## START Supplied data

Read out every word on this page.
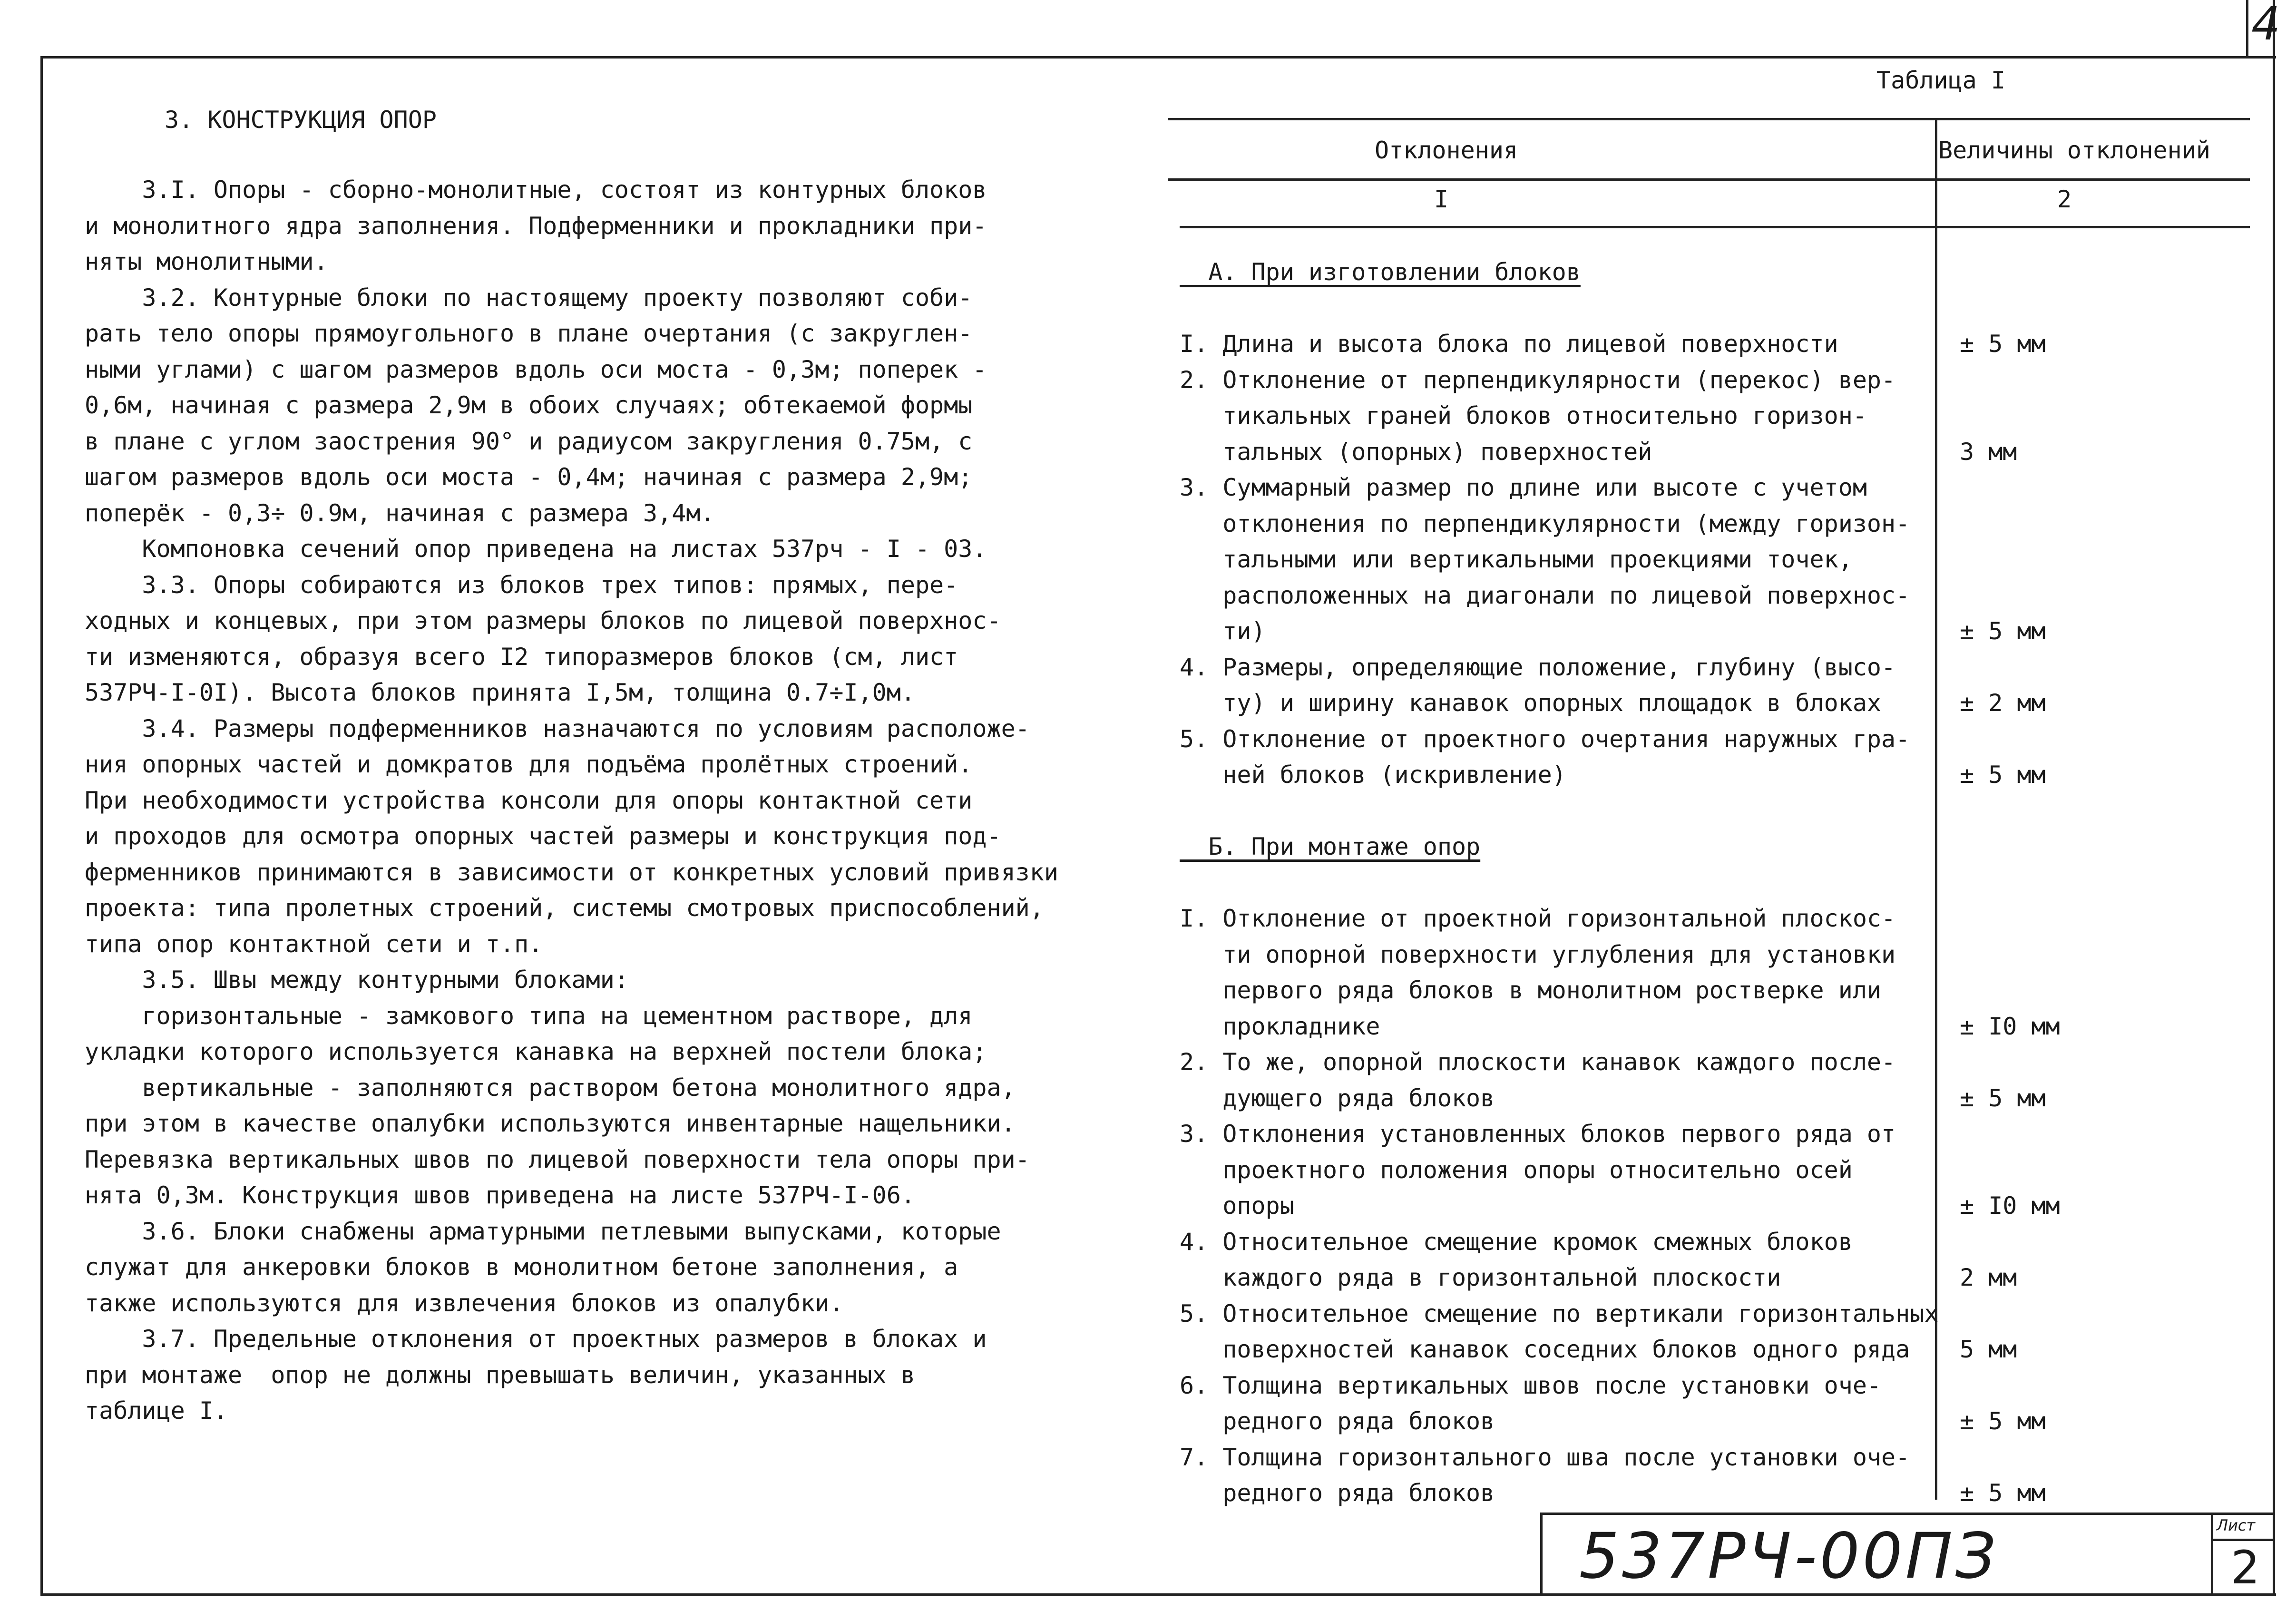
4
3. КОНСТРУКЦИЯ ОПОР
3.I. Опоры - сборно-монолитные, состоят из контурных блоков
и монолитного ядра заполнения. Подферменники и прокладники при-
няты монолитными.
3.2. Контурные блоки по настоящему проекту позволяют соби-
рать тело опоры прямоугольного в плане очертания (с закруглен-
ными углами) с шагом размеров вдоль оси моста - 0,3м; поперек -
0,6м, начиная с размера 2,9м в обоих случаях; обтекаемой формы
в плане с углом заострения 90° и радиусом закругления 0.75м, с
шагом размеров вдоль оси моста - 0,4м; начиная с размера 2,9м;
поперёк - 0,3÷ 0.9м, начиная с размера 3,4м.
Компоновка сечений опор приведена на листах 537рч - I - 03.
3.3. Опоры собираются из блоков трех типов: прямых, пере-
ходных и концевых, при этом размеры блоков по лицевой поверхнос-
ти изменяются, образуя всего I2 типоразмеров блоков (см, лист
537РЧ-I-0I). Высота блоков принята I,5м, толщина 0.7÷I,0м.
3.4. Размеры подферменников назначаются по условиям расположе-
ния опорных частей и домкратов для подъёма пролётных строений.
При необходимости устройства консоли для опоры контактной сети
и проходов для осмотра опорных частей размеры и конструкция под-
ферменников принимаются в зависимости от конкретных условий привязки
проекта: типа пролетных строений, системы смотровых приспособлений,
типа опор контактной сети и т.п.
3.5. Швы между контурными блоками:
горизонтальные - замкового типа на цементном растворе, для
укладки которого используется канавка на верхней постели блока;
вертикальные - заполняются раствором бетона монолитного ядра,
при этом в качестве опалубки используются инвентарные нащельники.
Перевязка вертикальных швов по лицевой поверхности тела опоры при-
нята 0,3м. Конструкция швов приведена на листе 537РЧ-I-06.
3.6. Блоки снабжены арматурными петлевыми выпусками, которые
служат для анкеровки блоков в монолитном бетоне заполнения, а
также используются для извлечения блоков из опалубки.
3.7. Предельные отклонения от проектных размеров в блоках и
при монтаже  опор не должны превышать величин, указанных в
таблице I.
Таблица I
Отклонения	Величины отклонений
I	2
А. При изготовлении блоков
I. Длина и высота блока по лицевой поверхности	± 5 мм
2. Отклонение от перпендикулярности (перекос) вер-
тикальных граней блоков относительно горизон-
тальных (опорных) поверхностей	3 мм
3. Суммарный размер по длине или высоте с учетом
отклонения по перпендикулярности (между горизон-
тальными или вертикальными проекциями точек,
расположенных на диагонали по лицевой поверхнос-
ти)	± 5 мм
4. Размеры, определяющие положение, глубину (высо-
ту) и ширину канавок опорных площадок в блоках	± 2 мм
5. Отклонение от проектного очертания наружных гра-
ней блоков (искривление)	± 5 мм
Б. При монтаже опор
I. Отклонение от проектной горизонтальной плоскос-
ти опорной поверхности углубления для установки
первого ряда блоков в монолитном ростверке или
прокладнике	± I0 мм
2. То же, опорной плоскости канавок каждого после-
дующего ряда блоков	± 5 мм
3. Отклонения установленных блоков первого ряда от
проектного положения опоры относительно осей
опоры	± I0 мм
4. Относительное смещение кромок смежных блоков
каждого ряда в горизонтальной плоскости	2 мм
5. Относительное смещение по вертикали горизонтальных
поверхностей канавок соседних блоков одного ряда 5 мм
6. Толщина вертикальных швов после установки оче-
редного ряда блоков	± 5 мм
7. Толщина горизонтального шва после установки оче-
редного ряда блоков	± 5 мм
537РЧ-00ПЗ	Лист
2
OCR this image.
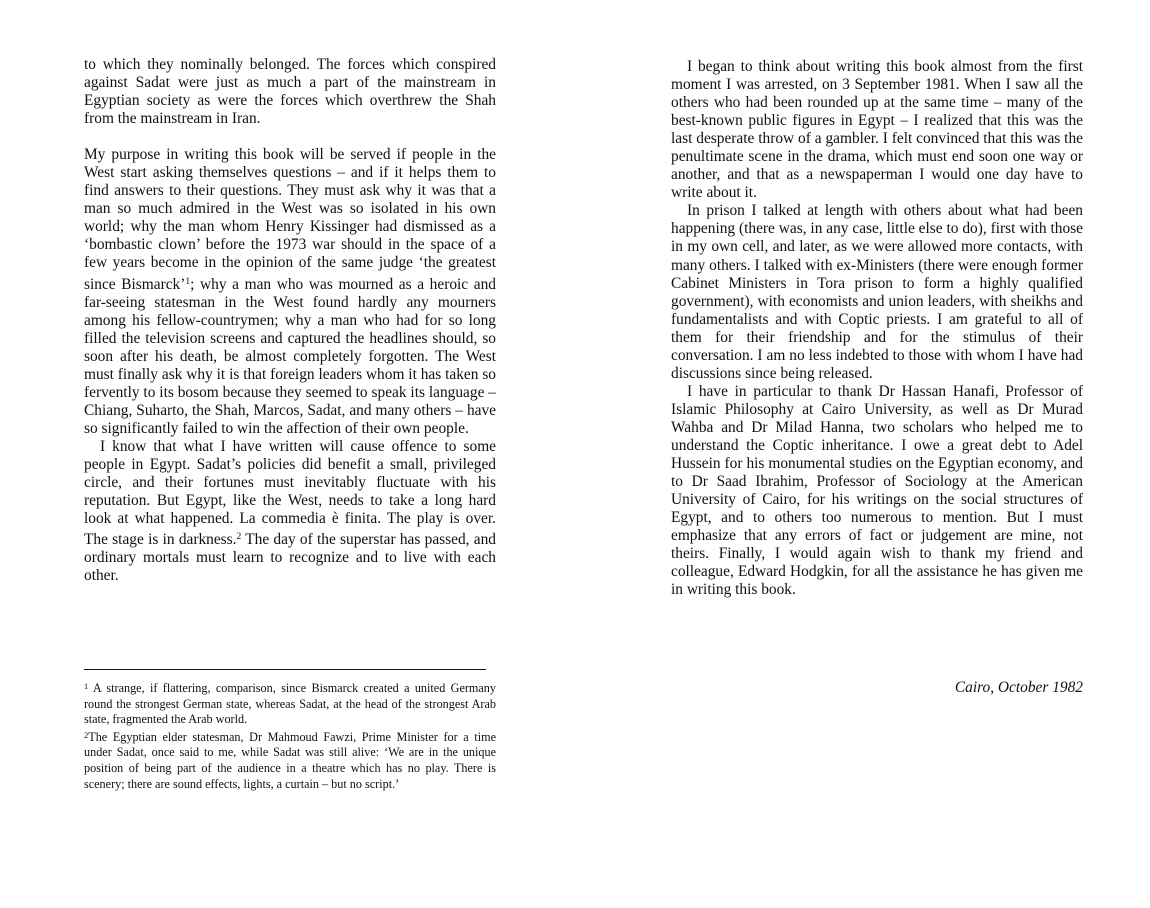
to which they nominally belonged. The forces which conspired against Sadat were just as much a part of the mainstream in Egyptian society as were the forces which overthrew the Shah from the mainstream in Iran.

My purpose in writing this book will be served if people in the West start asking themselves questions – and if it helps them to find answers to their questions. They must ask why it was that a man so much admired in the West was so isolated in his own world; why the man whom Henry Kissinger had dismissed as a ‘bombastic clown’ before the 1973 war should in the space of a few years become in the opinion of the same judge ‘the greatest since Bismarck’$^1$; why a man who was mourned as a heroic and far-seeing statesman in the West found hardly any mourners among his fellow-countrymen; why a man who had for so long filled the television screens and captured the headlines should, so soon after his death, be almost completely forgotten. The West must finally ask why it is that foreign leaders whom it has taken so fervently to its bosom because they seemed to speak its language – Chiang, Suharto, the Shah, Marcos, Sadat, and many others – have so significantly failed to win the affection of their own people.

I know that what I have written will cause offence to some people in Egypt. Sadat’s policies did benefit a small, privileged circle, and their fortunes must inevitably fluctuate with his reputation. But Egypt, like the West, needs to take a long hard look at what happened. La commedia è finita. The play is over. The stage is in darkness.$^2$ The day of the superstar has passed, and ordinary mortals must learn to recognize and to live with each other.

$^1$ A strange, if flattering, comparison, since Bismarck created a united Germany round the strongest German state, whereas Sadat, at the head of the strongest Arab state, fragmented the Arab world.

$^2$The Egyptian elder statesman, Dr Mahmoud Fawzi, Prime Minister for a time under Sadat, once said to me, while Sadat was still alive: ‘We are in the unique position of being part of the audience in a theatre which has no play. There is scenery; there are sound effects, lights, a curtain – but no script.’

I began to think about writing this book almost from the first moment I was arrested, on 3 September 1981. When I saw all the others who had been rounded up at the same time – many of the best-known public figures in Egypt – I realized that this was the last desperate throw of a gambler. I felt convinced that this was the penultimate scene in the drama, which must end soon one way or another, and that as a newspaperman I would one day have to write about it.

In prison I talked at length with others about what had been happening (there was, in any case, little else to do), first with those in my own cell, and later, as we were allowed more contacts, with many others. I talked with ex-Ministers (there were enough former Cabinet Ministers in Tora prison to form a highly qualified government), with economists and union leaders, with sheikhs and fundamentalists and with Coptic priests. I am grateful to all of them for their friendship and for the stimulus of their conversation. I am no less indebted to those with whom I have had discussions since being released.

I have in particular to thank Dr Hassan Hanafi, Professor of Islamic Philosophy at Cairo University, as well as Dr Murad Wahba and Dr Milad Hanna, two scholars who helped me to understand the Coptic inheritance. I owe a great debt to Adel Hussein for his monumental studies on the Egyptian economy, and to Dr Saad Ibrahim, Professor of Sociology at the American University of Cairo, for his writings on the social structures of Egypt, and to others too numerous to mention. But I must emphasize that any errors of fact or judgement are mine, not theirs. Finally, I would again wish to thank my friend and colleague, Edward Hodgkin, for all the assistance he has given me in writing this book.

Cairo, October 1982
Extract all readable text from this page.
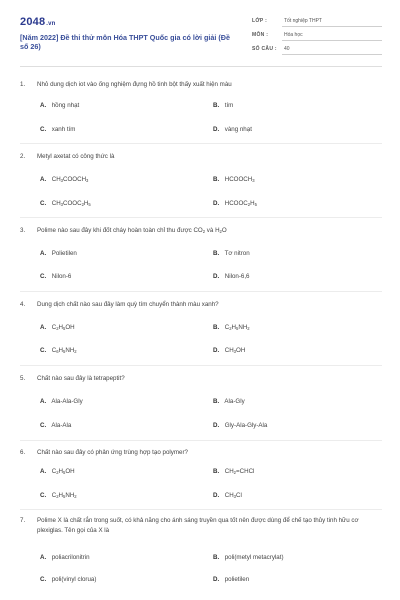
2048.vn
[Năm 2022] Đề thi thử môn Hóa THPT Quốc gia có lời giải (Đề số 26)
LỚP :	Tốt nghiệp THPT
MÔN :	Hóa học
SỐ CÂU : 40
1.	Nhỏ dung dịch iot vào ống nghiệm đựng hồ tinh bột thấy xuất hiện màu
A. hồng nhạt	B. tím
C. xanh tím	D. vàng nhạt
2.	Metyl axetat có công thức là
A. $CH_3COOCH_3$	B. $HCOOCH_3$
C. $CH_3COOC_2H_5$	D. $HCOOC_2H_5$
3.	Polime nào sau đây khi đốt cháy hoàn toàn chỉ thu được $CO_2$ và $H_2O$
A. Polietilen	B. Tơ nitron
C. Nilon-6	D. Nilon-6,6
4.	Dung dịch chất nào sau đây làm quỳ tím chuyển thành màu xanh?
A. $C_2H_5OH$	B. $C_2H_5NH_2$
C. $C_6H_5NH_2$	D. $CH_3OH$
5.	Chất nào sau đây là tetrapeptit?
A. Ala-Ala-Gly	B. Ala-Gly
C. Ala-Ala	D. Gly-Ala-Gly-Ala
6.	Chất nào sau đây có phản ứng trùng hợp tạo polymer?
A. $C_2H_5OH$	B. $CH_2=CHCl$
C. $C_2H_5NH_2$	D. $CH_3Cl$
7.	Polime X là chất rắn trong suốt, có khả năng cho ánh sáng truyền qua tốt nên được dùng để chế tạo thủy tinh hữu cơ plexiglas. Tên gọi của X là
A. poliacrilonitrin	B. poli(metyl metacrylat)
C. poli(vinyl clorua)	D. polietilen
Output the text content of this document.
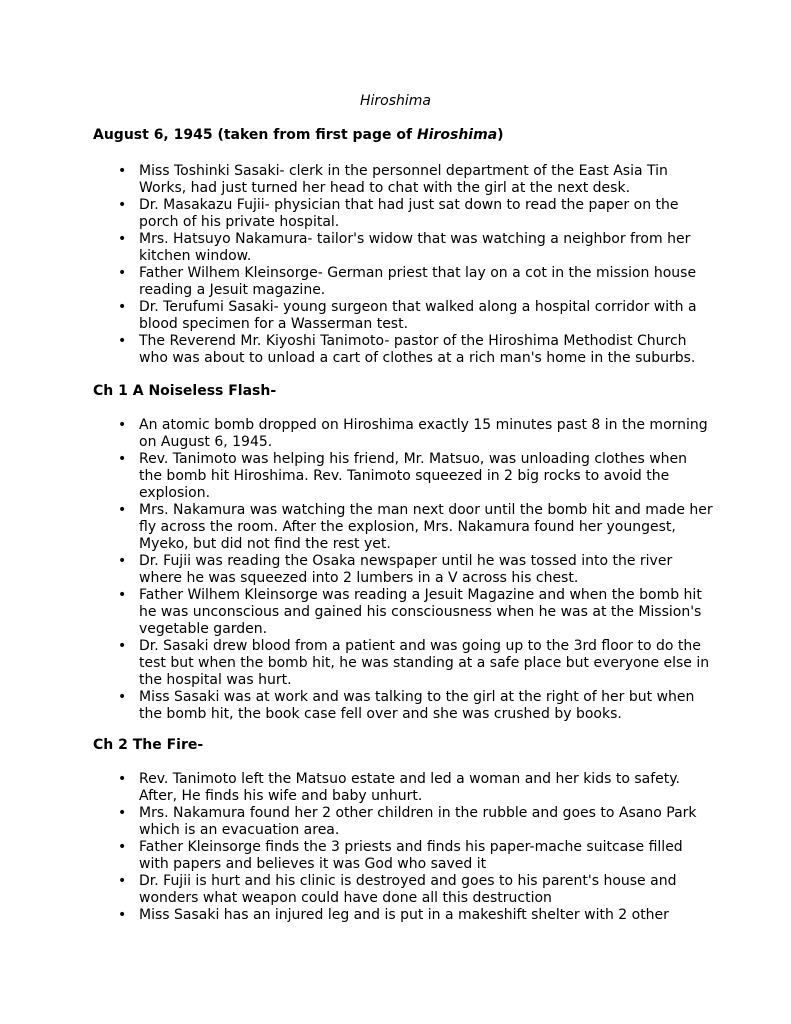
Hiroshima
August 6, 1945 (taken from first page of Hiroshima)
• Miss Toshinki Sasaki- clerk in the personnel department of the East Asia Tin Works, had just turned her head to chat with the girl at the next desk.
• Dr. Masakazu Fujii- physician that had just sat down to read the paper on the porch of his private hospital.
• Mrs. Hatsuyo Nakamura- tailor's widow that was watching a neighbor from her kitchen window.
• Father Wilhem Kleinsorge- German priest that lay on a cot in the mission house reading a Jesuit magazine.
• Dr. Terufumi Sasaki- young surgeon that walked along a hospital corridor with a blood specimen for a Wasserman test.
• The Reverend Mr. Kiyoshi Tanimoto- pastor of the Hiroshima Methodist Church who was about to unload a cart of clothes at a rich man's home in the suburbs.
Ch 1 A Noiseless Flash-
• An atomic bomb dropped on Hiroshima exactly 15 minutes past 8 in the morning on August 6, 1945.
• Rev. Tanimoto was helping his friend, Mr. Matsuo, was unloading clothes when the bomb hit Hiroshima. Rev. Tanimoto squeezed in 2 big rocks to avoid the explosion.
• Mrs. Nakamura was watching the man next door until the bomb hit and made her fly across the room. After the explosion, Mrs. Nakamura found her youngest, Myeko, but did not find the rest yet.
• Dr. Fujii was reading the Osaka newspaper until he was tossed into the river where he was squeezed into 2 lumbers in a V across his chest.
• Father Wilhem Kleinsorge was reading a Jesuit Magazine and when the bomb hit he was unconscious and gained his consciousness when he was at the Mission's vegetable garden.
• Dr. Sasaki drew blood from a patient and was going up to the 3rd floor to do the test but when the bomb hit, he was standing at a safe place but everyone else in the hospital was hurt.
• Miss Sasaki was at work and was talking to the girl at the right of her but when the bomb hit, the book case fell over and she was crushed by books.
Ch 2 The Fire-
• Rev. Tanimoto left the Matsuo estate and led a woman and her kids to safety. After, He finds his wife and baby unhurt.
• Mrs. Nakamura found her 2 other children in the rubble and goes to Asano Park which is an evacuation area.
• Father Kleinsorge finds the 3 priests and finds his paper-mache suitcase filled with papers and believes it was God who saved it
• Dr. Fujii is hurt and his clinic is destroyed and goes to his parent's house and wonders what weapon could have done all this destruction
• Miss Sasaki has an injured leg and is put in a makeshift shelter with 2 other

## END Supplied data

* **What you have to do**
Only the number is wanted: how many lines in the data include the word "August"?

* **Full output**
2